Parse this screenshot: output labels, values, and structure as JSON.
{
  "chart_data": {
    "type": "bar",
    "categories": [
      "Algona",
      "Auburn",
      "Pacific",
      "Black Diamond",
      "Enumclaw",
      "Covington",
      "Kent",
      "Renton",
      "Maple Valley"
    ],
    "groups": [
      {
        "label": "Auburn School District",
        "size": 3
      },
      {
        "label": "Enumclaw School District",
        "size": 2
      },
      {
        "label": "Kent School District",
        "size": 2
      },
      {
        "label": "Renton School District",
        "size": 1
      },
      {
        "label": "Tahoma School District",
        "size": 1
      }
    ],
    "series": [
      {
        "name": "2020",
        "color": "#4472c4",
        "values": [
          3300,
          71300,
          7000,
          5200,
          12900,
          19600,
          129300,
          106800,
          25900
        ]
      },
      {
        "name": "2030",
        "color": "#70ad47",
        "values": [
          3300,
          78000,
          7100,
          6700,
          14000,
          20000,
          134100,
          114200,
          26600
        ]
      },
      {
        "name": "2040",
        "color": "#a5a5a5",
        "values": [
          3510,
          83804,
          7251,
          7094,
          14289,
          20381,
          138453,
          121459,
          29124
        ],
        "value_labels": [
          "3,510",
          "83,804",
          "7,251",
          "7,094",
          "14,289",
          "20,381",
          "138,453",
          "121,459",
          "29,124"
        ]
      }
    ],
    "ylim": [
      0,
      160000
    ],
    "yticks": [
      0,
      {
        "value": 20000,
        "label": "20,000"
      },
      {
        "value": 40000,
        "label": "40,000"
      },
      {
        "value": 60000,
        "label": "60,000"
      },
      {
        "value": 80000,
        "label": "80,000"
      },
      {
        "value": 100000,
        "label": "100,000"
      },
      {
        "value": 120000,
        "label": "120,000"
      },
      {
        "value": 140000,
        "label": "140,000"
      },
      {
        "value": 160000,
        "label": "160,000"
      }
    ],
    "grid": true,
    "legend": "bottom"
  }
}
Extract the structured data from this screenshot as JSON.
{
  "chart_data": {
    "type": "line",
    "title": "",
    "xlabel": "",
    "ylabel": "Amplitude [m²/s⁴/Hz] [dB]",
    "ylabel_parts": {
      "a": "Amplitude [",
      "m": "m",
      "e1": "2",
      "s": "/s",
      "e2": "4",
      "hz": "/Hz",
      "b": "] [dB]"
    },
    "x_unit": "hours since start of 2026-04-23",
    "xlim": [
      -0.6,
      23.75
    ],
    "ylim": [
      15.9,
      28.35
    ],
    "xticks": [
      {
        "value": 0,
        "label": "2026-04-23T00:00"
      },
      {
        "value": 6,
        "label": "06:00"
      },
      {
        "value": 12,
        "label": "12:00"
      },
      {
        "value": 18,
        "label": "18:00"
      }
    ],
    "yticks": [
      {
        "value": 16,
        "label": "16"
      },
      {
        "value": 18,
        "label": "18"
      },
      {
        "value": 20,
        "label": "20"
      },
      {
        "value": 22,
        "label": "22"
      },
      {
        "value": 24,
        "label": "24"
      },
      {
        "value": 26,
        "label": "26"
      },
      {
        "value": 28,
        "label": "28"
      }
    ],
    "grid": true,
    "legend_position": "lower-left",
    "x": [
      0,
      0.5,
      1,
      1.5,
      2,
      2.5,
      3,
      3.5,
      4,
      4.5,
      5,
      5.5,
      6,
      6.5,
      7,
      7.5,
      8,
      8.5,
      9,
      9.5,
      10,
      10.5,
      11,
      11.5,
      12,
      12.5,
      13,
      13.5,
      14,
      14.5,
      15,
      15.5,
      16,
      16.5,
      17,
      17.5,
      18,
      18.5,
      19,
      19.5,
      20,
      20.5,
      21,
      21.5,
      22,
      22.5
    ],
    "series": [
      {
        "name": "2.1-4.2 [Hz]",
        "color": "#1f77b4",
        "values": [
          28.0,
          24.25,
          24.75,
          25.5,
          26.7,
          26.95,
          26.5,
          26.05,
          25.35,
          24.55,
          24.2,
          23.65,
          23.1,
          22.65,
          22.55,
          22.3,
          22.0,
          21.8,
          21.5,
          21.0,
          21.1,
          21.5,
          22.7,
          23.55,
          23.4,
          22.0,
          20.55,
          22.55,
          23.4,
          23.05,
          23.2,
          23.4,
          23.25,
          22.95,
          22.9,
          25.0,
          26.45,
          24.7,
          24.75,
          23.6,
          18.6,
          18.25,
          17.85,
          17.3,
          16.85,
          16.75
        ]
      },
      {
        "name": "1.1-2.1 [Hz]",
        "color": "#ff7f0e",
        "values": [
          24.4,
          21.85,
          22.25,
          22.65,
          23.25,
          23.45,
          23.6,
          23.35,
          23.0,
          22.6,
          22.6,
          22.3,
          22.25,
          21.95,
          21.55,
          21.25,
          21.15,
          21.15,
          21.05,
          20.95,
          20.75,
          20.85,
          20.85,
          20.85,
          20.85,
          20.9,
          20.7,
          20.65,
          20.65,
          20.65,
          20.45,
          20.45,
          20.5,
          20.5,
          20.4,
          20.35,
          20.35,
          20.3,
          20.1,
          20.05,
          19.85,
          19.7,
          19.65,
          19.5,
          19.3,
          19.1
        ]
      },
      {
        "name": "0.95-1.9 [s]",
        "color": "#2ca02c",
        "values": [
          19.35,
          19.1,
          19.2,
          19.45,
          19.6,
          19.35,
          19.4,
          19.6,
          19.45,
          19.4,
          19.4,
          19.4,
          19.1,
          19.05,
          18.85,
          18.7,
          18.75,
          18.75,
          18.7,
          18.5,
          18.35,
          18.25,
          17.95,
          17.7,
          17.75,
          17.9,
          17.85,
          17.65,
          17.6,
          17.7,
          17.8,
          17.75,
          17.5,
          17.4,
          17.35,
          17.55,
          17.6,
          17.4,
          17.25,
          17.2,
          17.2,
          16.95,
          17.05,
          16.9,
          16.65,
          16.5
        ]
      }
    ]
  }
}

★ ★ ★ ★

## EXERCISE
Look through the records above and report how many lines hold the word "screenshot", giving only the number.

## EXERCISE ANSWER
2